§ **Instructions to follow**: Find each line with "meta" and copy it.

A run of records
◇ ◇ ◇ ◇

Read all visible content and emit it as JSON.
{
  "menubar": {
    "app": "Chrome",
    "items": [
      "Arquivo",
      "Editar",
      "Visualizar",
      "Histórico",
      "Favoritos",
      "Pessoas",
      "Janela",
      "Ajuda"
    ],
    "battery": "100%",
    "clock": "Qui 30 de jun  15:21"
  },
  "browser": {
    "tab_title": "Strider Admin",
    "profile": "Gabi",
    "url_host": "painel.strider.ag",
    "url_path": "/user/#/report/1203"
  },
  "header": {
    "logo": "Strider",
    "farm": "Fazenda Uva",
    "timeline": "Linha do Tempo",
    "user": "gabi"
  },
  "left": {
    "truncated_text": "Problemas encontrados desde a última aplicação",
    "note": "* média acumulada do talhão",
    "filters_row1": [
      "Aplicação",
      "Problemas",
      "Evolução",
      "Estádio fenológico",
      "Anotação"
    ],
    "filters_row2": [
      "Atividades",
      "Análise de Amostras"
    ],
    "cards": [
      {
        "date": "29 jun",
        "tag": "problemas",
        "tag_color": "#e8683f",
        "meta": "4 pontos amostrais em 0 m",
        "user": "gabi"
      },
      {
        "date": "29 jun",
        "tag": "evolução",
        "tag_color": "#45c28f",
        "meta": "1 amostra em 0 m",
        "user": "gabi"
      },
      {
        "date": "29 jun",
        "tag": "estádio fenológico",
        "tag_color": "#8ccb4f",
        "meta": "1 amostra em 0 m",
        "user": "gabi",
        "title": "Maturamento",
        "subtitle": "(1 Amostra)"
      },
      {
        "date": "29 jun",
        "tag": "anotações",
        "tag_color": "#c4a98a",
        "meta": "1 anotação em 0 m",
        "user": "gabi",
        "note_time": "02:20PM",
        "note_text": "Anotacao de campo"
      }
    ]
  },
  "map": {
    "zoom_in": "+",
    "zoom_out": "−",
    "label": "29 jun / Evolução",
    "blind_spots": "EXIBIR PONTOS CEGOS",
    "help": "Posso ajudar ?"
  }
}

◇ ◇ ◇ ◇

§ **Answer**:
        "meta": "4 pontos amostrais em 0 m",
        "meta": "1 amostra em 0 m",
        "meta": "1 amostra em 0 m",
        "meta": "1 anotação em 0 m",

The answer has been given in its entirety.